# [REQUIREMENTS]
Write out each line word for word. Drop pictures.

[Stored data entries]
══════════════════════════════
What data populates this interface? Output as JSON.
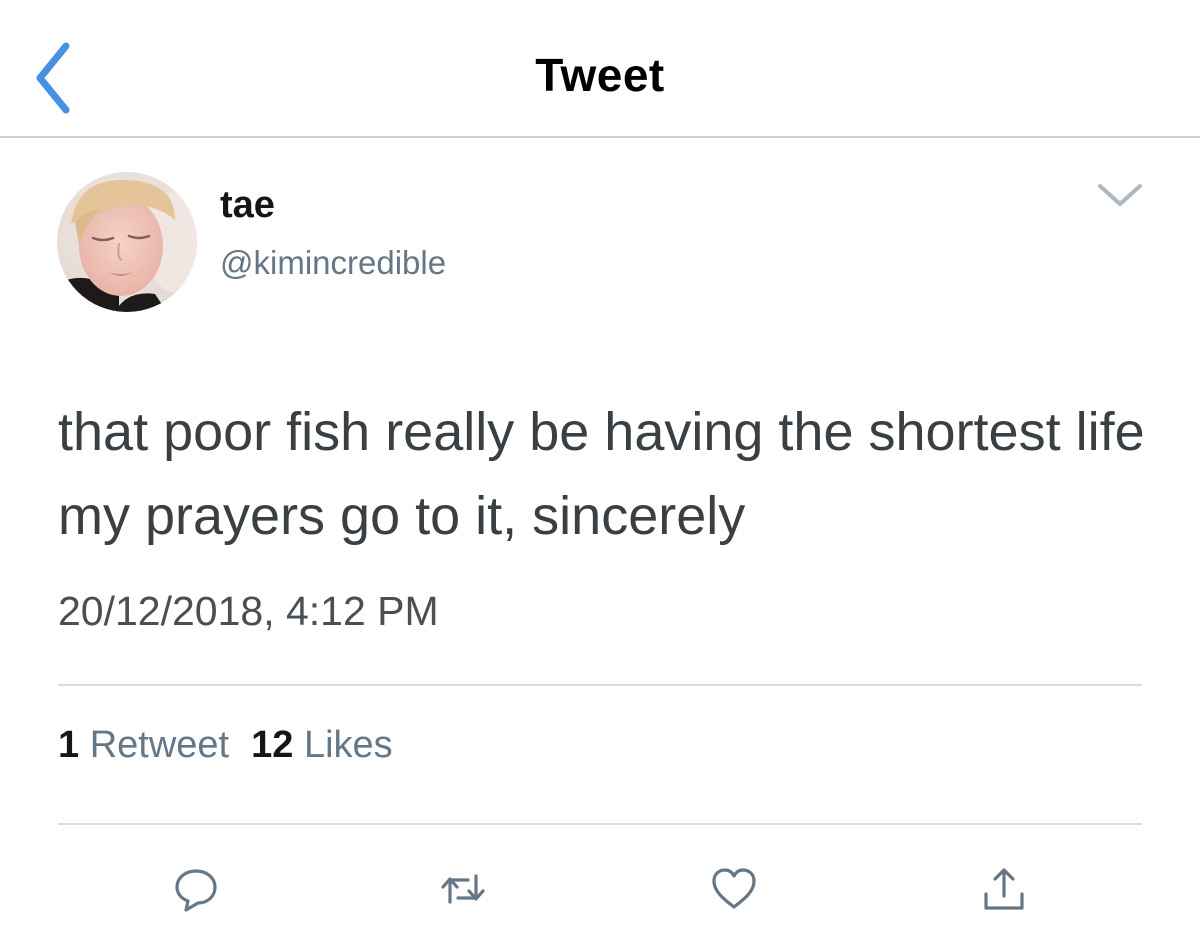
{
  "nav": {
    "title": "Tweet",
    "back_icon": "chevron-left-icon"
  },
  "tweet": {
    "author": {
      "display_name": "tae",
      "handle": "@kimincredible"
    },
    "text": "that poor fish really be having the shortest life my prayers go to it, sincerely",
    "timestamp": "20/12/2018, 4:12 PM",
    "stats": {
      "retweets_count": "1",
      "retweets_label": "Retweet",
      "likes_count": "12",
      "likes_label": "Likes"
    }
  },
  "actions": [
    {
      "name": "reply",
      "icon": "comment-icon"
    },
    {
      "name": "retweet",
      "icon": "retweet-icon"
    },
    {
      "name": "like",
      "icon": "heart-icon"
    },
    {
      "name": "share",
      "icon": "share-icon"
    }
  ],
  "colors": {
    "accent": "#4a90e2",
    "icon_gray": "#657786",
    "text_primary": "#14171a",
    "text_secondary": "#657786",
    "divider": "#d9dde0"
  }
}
══════════════════════════════
# [THE REPLY]
What data populates this interface? Output as JSON.
{
  "nav": {
    "title": "Tweet",
    "back_icon": "chevron-left-icon"
  },
  "tweet": {
    "author": {
      "display_name": "tae",
      "handle": "@kimincredible"
    },
    "text": "that poor fish really be having the shortest life my prayers go to it, sincerely",
    "timestamp": "20/12/2018, 4:12 PM",
    "stats": {
      "retweets_count": "1",
      "retweets_label": "Retweet",
      "likes_count": "12",
      "likes_label": "Likes"
    }
  },
  "actions": [
    {
      "name": "reply",
      "icon": "comment-icon"
    },
    {
      "name": "retweet",
      "icon": "retweet-icon"
    },
    {
      "name": "like",
      "icon": "heart-icon"
    },
    {
      "name": "share",
      "icon": "share-icon"
    }
  ],
  "colors": {
    "accent": "#4a90e2",
    "icon_gray": "#657786",
    "text_primary": "#14171a",
    "text_secondary": "#657786",
    "divider": "#d9dde0"
  }
}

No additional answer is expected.